[Extracts from a graphics dataset]

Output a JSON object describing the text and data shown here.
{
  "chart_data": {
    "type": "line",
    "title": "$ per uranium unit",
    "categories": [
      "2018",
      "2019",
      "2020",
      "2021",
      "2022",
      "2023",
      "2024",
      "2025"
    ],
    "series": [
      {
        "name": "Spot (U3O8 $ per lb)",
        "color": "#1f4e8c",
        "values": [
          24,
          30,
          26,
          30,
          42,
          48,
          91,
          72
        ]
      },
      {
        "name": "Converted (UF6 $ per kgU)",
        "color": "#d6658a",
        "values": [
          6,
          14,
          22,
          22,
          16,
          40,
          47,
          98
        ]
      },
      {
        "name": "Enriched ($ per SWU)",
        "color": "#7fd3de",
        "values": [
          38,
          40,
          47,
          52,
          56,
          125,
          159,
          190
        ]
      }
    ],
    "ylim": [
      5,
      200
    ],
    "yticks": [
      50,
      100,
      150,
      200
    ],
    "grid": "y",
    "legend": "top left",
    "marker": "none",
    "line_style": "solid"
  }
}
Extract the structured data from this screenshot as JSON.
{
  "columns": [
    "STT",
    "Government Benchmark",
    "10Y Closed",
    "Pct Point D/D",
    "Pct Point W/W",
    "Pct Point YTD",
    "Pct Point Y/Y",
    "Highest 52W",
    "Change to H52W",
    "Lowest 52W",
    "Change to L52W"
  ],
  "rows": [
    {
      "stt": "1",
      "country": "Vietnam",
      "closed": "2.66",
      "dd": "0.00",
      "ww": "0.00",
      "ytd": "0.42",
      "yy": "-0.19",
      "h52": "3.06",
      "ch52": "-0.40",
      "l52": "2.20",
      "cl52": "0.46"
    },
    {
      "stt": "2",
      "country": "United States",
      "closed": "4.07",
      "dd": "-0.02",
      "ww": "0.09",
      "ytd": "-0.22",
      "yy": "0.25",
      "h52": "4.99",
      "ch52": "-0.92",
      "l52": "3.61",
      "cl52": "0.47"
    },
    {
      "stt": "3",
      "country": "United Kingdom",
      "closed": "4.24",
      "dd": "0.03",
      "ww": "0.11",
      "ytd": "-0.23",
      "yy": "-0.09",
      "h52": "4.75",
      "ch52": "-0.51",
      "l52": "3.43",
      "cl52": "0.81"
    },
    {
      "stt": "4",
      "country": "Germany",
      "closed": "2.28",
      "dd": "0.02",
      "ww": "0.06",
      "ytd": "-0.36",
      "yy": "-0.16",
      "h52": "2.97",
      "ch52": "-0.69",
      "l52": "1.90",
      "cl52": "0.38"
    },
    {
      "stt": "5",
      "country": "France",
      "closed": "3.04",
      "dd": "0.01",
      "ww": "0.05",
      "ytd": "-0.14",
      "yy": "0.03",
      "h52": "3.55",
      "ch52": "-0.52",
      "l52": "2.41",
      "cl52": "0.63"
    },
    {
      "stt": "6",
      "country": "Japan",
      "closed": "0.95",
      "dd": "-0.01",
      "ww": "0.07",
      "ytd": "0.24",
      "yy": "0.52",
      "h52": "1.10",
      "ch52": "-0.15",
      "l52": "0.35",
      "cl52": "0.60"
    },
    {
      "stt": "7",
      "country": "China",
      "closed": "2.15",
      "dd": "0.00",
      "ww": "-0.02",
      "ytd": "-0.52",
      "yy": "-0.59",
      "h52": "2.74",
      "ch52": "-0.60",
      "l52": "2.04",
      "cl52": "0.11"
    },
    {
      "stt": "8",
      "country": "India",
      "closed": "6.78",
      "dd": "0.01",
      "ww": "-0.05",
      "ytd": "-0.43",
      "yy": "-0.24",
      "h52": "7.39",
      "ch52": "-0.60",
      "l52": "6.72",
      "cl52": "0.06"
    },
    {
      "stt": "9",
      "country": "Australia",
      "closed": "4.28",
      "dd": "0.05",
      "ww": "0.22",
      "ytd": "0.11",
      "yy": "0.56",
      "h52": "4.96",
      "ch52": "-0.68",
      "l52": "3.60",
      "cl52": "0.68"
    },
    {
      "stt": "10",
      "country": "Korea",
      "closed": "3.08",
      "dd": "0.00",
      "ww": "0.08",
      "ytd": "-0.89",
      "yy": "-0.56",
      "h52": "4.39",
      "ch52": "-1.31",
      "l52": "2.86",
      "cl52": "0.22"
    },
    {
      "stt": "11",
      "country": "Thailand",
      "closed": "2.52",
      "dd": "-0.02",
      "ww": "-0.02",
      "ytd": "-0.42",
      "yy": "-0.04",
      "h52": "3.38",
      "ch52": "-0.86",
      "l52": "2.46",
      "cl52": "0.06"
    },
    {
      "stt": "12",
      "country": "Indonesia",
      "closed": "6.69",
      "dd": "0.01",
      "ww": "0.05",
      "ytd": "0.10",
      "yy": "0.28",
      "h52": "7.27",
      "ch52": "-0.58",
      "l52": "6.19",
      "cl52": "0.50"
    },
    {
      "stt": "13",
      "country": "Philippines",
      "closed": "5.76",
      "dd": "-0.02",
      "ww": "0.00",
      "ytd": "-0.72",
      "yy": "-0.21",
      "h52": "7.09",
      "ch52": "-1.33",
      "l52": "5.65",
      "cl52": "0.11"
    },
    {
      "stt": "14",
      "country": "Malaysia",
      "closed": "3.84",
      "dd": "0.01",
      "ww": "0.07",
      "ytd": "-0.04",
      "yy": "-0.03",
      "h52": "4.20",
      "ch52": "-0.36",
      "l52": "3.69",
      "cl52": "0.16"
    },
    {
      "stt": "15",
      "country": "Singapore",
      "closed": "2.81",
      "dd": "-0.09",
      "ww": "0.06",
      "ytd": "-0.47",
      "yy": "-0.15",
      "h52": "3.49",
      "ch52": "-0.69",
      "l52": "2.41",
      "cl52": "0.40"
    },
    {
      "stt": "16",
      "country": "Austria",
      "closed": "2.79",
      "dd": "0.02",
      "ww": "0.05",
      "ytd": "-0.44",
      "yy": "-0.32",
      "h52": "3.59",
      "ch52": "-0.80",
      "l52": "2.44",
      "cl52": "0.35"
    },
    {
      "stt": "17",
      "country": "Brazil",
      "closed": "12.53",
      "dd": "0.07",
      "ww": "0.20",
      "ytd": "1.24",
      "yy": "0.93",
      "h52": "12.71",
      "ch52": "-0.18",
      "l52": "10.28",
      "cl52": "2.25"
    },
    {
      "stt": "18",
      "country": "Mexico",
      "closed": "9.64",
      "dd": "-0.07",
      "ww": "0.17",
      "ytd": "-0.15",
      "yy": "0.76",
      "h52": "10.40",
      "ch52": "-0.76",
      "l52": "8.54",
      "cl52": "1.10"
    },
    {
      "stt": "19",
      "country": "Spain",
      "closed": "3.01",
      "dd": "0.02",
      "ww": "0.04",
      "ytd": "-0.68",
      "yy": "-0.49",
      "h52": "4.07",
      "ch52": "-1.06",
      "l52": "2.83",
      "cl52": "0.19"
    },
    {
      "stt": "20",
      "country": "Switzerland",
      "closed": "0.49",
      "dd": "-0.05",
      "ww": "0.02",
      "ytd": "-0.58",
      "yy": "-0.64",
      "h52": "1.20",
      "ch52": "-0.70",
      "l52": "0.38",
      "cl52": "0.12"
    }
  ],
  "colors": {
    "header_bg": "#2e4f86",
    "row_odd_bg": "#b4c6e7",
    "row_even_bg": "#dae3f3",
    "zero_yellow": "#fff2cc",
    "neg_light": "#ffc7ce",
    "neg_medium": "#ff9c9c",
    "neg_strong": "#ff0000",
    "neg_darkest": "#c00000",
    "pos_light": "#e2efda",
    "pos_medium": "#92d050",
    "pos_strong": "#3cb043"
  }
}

▶ _Task statement_
Word for word, write out all of the data above.

▶ _Task output_
Output a JSON object describing the text and data shown here.
{
  "chart_data": {
    "type": "line",
    "title": "$ per uranium unit",
    "categories": [
      "2018",
      "2019",
      "2020",
      "2021",
      "2022",
      "2023",
      "2024",
      "2025"
    ],
    "series": [
      {
        "name": "Spot (U3O8 $ per lb)",
        "color": "#1f4e8c",
        "values": [
          24,
          30,
          26,
          30,
          42,
          48,
          91,
          72
        ]
      },
      {
        "name": "Converted (UF6 $ per kgU)",
        "color": "#d6658a",
        "values": [
          6,
          14,
          22,
          22,
          16,
          40,
          47,
          98
        ]
      },
      {
        "name": "Enriched ($ per SWU)",
        "color": "#7fd3de",
        "values": [
          38,
          40,
          47,
          52,
          56,
          125,
          159,
          190
        ]
      }
    ],
    "ylim": [
      5,
      200
    ],
    "yticks": [
      50,
      100,
      150,
      200
    ],
    "grid": "y",
    "legend": "top left",
    "marker": "none",
    "line_style": "solid"
  }
}
Extract the structured data from this screenshot as JSON.
{
  "columns": [
    "STT",
    "Government Benchmark",
    "10Y Closed",
    "Pct Point D/D",
    "Pct Point W/W",
    "Pct Point YTD",
    "Pct Point Y/Y",
    "Highest 52W",
    "Change to H52W",
    "Lowest 52W",
    "Change to L52W"
  ],
  "rows": [
    {
      "stt": "1",
      "country": "Vietnam",
      "closed": "2.66",
      "dd": "0.00",
      "ww": "0.00",
      "ytd": "0.42",
      "yy": "-0.19",
      "h52": "3.06",
      "ch52": "-0.40",
      "l52": "2.20",
      "cl52": "0.46"
    },
    {
      "stt": "2",
      "country": "United States",
      "closed": "4.07",
      "dd": "-0.02",
      "ww": "0.09",
      "ytd": "-0.22",
      "yy": "0.25",
      "h52": "4.99",
      "ch52": "-0.92",
      "l52": "3.61",
      "cl52": "0.47"
    },
    {
      "stt": "3",
      "country": "United Kingdom",
      "closed": "4.24",
      "dd": "0.03",
      "ww": "0.11",
      "ytd": "-0.23",
      "yy": "-0.09",
      "h52": "4.75",
      "ch52": "-0.51",
      "l52": "3.43",
      "cl52": "0.81"
    },
    {
      "stt": "4",
      "country": "Germany",
      "closed": "2.28",
      "dd": "0.02",
      "ww": "0.06",
      "ytd": "-0.36",
      "yy": "-0.16",
      "h52": "2.97",
      "ch52": "-0.69",
      "l52": "1.90",
      "cl52": "0.38"
    },
    {
      "stt": "5",
      "country": "France",
      "closed": "3.04",
      "dd": "0.01",
      "ww": "0.05",
      "ytd": "-0.14",
      "yy": "0.03",
      "h52": "3.55",
      "ch52": "-0.52",
      "l52": "2.41",
      "cl52": "0.63"
    },
    {
      "stt": "6",
      "country": "Japan",
      "closed": "0.95",
      "dd": "-0.01",
      "ww": "0.07",
      "ytd": "0.24",
      "yy": "0.52",
      "h52": "1.10",
      "ch52": "-0.15",
      "l52": "0.35",
      "cl52": "0.60"
    },
    {
      "stt": "7",
      "country": "China",
      "closed": "2.15",
      "dd": "0.00",
      "ww": "-0.02",
      "ytd": "-0.52",
      "yy": "-0.59",
      "h52": "2.74",
      "ch52": "-0.60",
      "l52": "2.04",
      "cl52": "0.11"
    },
    {
      "stt": "8",
      "country": "India",
      "closed": "6.78",
      "dd": "0.01",
      "ww": "-0.05",
      "ytd": "-0.43",
      "yy": "-0.24",
      "h52": "7.39",
      "ch52": "-0.60",
      "l52": "6.72",
      "cl52": "0.06"
    },
    {
      "stt": "9",
      "country": "Australia",
      "closed": "4.28",
      "dd": "0.05",
      "ww": "0.22",
      "ytd": "0.11",
      "yy": "0.56",
      "h52": "4.96",
      "ch52": "-0.68",
      "l52": "3.60",
      "cl52": "0.68"
    },
    {
      "stt": "10",
      "country": "Korea",
      "closed": "3.08",
      "dd": "0.00",
      "ww": "0.08",
      "ytd": "-0.89",
      "yy": "-0.56",
      "h52": "4.39",
      "ch52": "-1.31",
      "l52": "2.86",
      "cl52": "0.22"
    },
    {
      "stt": "11",
      "country": "Thailand",
      "closed": "2.52",
      "dd": "-0.02",
      "ww": "-0.02",
      "ytd": "-0.42",
      "yy": "-0.04",
      "h52": "3.38",
      "ch52": "-0.86",
      "l52": "2.46",
      "cl52": "0.06"
    },
    {
      "stt": "12",
      "country": "Indonesia",
      "closed": "6.69",
      "dd": "0.01",
      "ww": "0.05",
      "ytd": "0.10",
      "yy": "0.28",
      "h52": "7.27",
      "ch52": "-0.58",
      "l52": "6.19",
      "cl52": "0.50"
    },
    {
      "stt": "13",
      "country": "Philippines",
      "closed": "5.76",
      "dd": "-0.02",
      "ww": "0.00",
      "ytd": "-0.72",
      "yy": "-0.21",
      "h52": "7.09",
      "ch52": "-1.33",
      "l52": "5.65",
      "cl52": "0.11"
    },
    {
      "stt": "14",
      "country": "Malaysia",
      "closed": "3.84",
      "dd": "0.01",
      "ww": "0.07",
      "ytd": "-0.04",
      "yy": "-0.03",
      "h52": "4.20",
      "ch52": "-0.36",
      "l52": "3.69",
      "cl52": "0.16"
    },
    {
      "stt": "15",
      "country": "Singapore",
      "closed": "2.81",
      "dd": "-0.09",
      "ww": "0.06",
      "ytd": "-0.47",
      "yy": "-0.15",
      "h52": "3.49",
      "ch52": "-0.69",
      "l52": "2.41",
      "cl52": "0.40"
    },
    {
      "stt": "16",
      "country": "Austria",
      "closed": "2.79",
      "dd": "0.02",
      "ww": "0.05",
      "ytd": "-0.44",
      "yy": "-0.32",
      "h52": "3.59",
      "ch52": "-0.80",
      "l52": "2.44",
      "cl52": "0.35"
    },
    {
      "stt": "17",
      "country": "Brazil",
      "closed": "12.53",
      "dd": "0.07",
      "ww": "0.20",
      "ytd": "1.24",
      "yy": "0.93",
      "h52": "12.71",
      "ch52": "-0.18",
      "l52": "10.28",
      "cl52": "2.25"
    },
    {
      "stt": "18",
      "country": "Mexico",
      "closed": "9.64",
      "dd": "-0.07",
      "ww": "0.17",
      "ytd": "-0.15",
      "yy": "0.76",
      "h52": "10.40",
      "ch52": "-0.76",
      "l52": "8.54",
      "cl52": "1.10"
    },
    {
      "stt": "19",
      "country": "Spain",
      "closed": "3.01",
      "dd": "0.02",
      "ww": "0.04",
      "ytd": "-0.68",
      "yy": "-0.49",
      "h52": "4.07",
      "ch52": "-1.06",
      "l52": "2.83",
      "cl52": "0.19"
    },
    {
      "stt": "20",
      "country": "Switzerland",
      "closed": "0.49",
      "dd": "-0.05",
      "ww": "0.02",
      "ytd": "-0.58",
      "yy": "-0.64",
      "h52": "1.20",
      "ch52": "-0.70",
      "l52": "0.38",
      "cl52": "0.12"
    }
  ],
  "colors": {
    "header_bg": "#2e4f86",
    "row_odd_bg": "#b4c6e7",
    "row_even_bg": "#dae3f3",
    "zero_yellow": "#fff2cc",
    "neg_light": "#ffc7ce",
    "neg_medium": "#ff9c9c",
    "neg_strong": "#ff0000",
    "neg_darkest": "#c00000",
    "pos_light": "#e2efda",
    "pos_medium": "#92d050",
    "pos_strong": "#3cb043"
  }
}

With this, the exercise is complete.